DATA TO USE —
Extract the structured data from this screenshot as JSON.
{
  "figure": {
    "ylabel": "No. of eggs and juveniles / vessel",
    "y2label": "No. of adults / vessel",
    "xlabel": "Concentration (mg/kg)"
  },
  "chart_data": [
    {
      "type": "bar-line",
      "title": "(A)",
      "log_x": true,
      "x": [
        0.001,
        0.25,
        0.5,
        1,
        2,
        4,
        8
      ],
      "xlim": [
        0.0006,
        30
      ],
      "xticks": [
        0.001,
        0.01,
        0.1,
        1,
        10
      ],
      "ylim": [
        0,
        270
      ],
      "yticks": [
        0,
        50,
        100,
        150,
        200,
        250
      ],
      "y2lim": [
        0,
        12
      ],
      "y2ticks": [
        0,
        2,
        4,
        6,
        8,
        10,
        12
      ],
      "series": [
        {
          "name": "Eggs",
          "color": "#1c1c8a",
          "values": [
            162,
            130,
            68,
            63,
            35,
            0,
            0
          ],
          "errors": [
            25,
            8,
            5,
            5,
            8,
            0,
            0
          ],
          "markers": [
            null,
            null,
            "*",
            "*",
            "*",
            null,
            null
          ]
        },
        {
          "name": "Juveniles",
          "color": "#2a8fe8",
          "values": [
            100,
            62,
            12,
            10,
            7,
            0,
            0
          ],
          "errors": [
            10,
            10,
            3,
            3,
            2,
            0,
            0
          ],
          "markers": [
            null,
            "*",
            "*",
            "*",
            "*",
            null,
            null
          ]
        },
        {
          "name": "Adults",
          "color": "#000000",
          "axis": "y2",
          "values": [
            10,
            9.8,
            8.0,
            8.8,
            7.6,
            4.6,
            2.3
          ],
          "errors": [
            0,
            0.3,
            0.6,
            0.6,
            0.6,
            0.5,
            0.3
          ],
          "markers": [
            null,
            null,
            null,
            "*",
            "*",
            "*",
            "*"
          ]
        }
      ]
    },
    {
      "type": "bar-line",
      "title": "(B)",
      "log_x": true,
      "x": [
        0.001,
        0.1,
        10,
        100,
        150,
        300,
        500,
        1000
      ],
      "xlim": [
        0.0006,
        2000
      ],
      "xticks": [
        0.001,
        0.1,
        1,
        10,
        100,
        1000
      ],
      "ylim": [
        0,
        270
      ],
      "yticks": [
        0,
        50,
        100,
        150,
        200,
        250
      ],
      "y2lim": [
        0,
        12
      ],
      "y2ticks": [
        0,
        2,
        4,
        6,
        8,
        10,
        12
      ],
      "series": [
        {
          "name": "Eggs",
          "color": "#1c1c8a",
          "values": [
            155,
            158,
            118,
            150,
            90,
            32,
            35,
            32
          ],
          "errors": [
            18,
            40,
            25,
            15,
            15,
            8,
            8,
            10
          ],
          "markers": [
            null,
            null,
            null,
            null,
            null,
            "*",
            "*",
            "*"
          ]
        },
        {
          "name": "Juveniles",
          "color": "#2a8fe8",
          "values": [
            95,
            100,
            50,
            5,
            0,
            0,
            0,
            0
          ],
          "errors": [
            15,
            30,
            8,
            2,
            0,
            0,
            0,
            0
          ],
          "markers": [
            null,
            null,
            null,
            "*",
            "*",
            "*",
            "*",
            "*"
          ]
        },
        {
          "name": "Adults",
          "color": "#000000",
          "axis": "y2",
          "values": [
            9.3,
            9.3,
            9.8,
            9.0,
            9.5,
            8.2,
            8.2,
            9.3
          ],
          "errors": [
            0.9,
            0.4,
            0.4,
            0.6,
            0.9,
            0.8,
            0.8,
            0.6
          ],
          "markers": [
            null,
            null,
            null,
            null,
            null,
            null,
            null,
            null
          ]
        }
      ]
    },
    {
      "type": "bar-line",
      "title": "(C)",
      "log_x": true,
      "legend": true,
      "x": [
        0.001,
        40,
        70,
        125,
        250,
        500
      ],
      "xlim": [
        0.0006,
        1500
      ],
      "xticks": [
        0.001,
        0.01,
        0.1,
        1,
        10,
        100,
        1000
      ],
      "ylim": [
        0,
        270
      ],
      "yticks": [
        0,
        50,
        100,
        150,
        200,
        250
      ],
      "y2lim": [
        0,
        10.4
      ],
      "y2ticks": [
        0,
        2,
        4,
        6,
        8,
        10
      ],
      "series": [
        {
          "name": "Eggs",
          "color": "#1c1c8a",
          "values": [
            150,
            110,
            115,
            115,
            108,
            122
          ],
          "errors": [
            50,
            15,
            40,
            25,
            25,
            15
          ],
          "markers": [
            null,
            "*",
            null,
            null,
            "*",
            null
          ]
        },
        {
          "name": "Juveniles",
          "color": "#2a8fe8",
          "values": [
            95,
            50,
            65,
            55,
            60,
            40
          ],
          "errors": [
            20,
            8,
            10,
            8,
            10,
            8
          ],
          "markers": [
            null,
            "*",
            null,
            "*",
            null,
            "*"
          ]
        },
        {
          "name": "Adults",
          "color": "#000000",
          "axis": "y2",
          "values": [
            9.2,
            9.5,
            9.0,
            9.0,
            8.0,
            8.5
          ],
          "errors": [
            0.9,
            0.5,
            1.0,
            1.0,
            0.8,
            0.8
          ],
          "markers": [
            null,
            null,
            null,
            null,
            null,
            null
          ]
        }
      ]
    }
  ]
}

TO DO — Pick out the lines that have the word "vessel". Copy them all.

SOLUTION FOR THIS TASK —
    "ylabel": "No. of eggs and juveniles / vessel",
    "y2label": "No. of adults / vessel",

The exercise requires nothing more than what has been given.